**Written instruction**
Filter the entries and keep only the lines where the string "value" appears.

(Entries with figure data)
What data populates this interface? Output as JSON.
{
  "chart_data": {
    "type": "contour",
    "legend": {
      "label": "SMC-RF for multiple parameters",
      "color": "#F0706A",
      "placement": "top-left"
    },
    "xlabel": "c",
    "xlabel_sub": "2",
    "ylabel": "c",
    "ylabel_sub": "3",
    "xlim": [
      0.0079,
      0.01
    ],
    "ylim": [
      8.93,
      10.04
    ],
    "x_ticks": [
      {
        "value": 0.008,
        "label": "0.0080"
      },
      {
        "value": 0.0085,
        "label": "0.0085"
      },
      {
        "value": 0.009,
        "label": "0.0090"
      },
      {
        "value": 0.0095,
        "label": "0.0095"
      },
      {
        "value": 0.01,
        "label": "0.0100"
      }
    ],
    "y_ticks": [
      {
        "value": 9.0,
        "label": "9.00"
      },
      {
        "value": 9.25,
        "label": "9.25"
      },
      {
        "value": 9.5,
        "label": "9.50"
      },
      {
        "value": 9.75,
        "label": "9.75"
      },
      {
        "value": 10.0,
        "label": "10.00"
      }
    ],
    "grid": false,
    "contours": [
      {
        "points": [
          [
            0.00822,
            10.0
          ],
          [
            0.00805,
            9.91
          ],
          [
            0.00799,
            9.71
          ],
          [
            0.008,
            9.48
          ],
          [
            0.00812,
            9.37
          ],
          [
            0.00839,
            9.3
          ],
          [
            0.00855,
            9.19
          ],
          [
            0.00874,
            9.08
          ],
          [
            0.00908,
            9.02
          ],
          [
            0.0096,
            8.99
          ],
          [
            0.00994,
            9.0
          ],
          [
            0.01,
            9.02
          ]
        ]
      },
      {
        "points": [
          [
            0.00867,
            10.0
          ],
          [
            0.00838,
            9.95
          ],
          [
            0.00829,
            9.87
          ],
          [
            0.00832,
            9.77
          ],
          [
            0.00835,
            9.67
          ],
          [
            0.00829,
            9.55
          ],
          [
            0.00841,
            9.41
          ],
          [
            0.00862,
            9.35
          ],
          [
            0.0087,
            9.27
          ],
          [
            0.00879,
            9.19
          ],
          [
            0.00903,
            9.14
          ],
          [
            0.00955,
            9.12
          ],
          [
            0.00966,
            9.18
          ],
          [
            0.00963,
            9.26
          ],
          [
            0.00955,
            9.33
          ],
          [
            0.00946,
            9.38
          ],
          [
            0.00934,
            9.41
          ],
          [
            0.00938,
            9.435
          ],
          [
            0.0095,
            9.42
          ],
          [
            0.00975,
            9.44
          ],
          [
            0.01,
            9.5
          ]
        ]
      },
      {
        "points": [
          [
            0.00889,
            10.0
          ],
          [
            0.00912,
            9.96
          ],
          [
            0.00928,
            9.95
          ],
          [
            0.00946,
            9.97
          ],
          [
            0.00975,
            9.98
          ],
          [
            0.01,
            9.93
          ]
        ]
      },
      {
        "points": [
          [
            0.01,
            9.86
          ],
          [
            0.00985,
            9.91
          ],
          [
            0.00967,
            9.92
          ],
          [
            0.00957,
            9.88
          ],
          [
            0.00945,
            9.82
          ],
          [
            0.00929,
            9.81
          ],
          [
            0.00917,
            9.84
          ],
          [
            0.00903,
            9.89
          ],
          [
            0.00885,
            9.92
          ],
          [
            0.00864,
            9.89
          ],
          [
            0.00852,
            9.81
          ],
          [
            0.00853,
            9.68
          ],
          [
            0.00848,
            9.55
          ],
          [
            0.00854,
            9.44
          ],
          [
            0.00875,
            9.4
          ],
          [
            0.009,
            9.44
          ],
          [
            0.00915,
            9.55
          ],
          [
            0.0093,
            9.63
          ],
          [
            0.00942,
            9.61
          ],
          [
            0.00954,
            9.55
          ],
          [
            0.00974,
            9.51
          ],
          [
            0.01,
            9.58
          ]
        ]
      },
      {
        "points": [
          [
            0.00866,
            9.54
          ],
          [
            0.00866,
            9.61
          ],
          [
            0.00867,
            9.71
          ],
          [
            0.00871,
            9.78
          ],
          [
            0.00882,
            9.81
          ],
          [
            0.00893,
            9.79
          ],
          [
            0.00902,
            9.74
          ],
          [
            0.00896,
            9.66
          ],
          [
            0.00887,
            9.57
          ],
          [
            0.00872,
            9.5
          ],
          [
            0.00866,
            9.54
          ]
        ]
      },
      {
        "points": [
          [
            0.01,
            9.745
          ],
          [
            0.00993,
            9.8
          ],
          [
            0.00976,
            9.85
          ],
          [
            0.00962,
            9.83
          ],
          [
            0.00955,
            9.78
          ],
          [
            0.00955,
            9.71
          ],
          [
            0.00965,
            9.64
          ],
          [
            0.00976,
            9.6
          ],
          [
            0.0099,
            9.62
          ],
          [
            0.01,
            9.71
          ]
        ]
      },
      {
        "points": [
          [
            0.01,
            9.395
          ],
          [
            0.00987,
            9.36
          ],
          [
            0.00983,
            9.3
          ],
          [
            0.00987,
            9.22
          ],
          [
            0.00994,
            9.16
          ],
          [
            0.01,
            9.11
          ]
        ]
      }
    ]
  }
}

**Result of this task**
        "value": 0.008,
        "value": 0.0085,
        "value": 0.009,
        "value": 0.0095,
        "value": 0.01,
        "value": 9.0,
        "value": 9.25,
        "value": 9.5,
        "value": 9.75,
        "value": 10.0,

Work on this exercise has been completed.